- [DESCRIPTION OF THE TASK]
Go through the entries and transcribe each one exactly, dropping the pictures.

[Start]

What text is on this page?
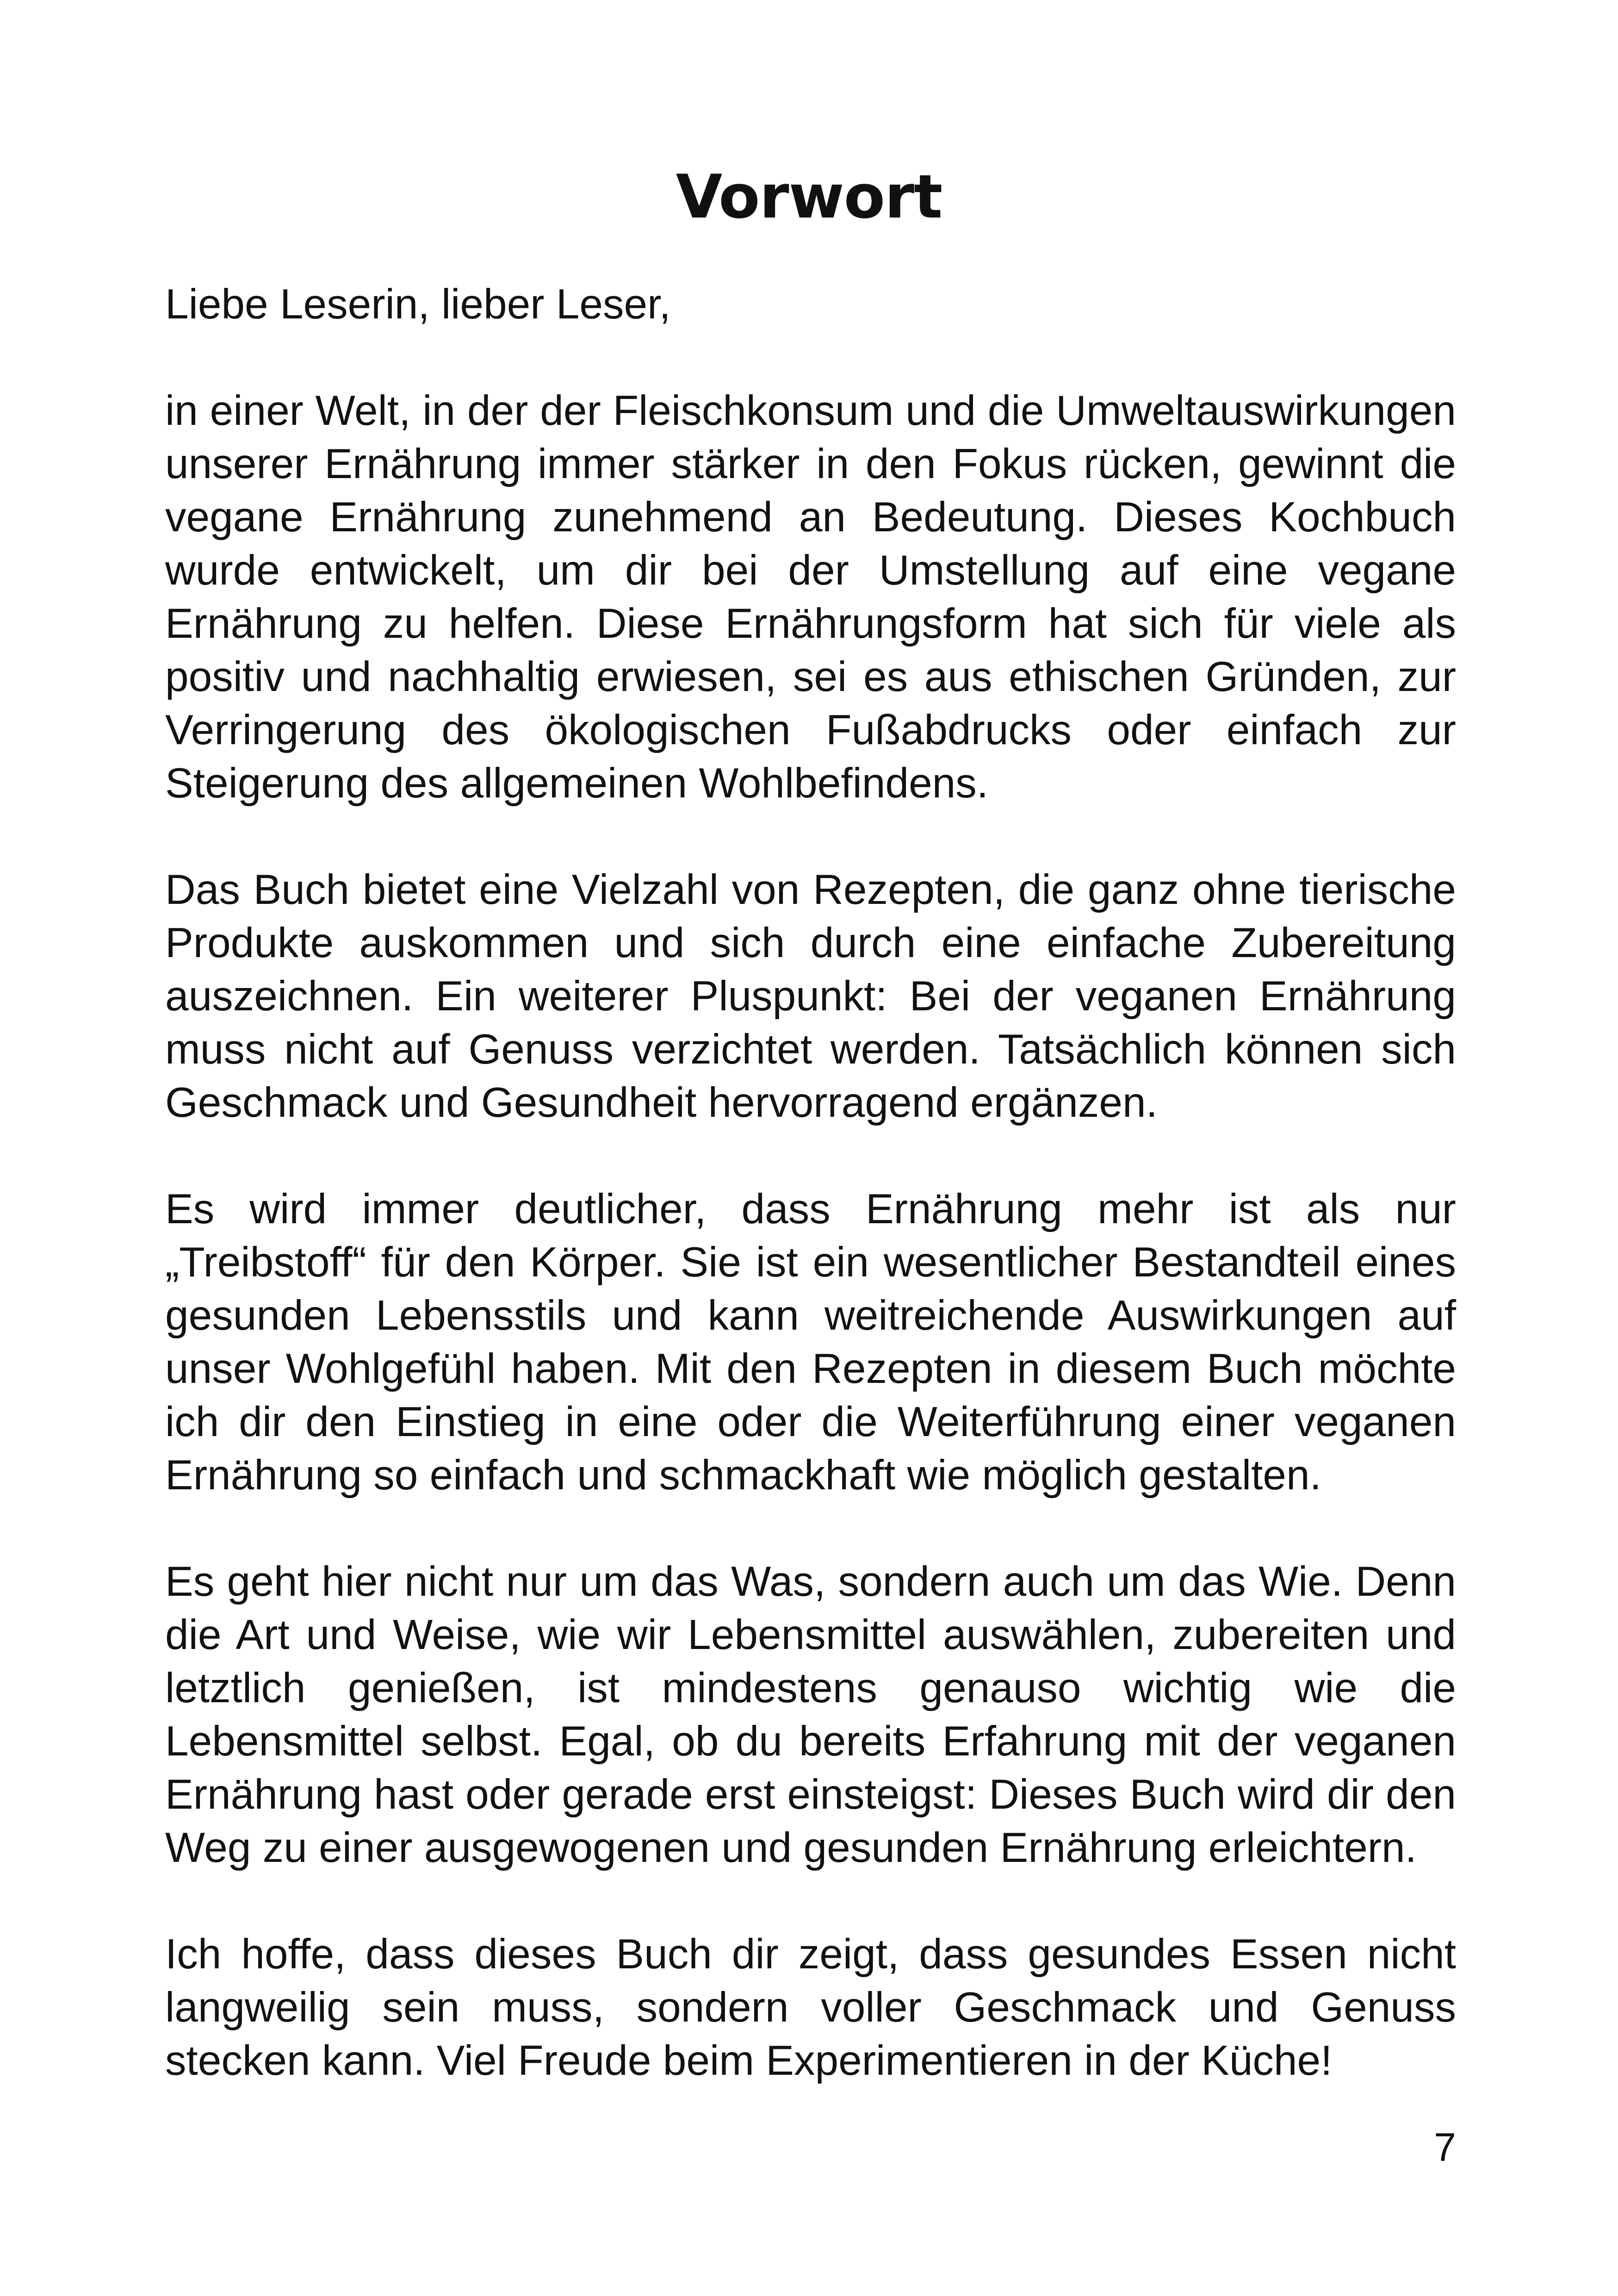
Vorwort

Liebe Leserin, lieber Leser,

in einer Welt, in der der Fleischkonsum und die Umweltauswirkungen unserer Ernährung immer stärker in den Fokus rücken, gewinnt die vegane Ernährung zunehmend an Bedeutung. Dieses Kochbuch wurde entwickelt, um dir bei der Umstellung auf eine vegane Ernährung zu helfen. Diese Ernährungsform hat sich für viele als positiv und nachhaltig erwiesen, sei es aus ethischen Gründen, zur Verringerung des ökologischen Fußabdrucks oder einfach zur Steigerung des allgemeinen Wohlbefindens.

Das Buch bietet eine Vielzahl von Rezepten, die ganz ohne tierische Produkte auskommen und sich durch eine einfache Zubereitung auszeichnen. Ein weiterer Pluspunkt: Bei der veganen Ernährung muss nicht auf Genuss verzichtet werden. Tatsächlich können sich Geschmack und Gesundheit hervorragend ergänzen.

Es wird immer deutlicher, dass Ernährung mehr ist als nur „Treibstoff“ für den Körper. Sie ist ein wesentlicher Bestandteil eines gesunden Lebensstils und kann weitreichende Auswirkungen auf unser Wohlgefühl haben. Mit den Rezepten in diesem Buch möchte ich dir den Einstieg in eine oder die Weiterführung einer veganen Ernährung so einfach und schmackhaft wie möglich gestalten.

Es geht hier nicht nur um das Was, sondern auch um das Wie. Denn die Art und Weise, wie wir Lebensmittel auswählen, zubereiten und letztlich genießen, ist mindestens genauso wichtig wie die Lebensmittel selbst. Egal, ob du bereits Erfahrung mit der veganen Ernährung hast oder gerade erst einsteigst: Dieses Buch wird dir den Weg zu einer ausgewogenen und gesunden Ernährung erleichtern.

Ich hoffe, dass dieses Buch dir zeigt, dass gesundes Essen nicht langweilig sein muss, sondern voller Geschmack und Genuss stecken kann. Viel Freude beim Experimentieren in der Küche!

7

[End]

- [ANSWER BELOW]
What text is on this page?
Vorwort

Liebe Leserin, lieber Leser,

in einer Welt, in der der Fleischkonsum und die Umweltauswirkungen unserer Ernährung immer stärker in den Fokus rücken, gewinnt die vegane Ernährung zunehmend an Bedeutung. Dieses Kochbuch wurde entwickelt, um dir bei der Umstellung auf eine vegane Ernährung zu helfen. Diese Ernährungsform hat sich für viele als positiv und nachhaltig erwiesen, sei es aus ethischen Gründen, zur Verringerung des ökologischen Fußabdrucks oder einfach zur Steigerung des allgemeinen Wohlbefindens.

Das Buch bietet eine Vielzahl von Rezepten, die ganz ohne tierische Produkte auskommen und sich durch eine einfache Zubereitung auszeichnen. Ein weiterer Pluspunkt: Bei der veganen Ernährung muss nicht auf Genuss verzichtet werden. Tatsächlich können sich Geschmack und Gesundheit hervorragend ergänzen.

Es wird immer deutlicher, dass Ernährung mehr ist als nur „Treibstoff“ für den Körper. Sie ist ein wesentlicher Bestandteil eines gesunden Lebensstils und kann weitreichende Auswirkungen auf unser Wohlgefühl haben. Mit den Rezepten in diesem Buch möchte ich dir den Einstieg in eine oder die Weiterführung einer veganen Ernährung so einfach und schmackhaft wie möglich gestalten.

Es geht hier nicht nur um das Was, sondern auch um das Wie. Denn die Art und Weise, wie wir Lebensmittel auswählen, zubereiten und letztlich genießen, ist mindestens genauso wichtig wie die Lebensmittel selbst. Egal, ob du bereits Erfahrung mit der veganen Ernährung hast oder gerade erst einsteigst: Dieses Buch wird dir den Weg zu einer ausgewogenen und gesunden Ernährung erleichtern.

Ich hoffe, dass dieses Buch dir zeigt, dass gesundes Essen nicht langweilig sein muss, sondern voller Geschmack und Genuss stecken kann. Viel Freude beim Experimentieren in der Küche!

7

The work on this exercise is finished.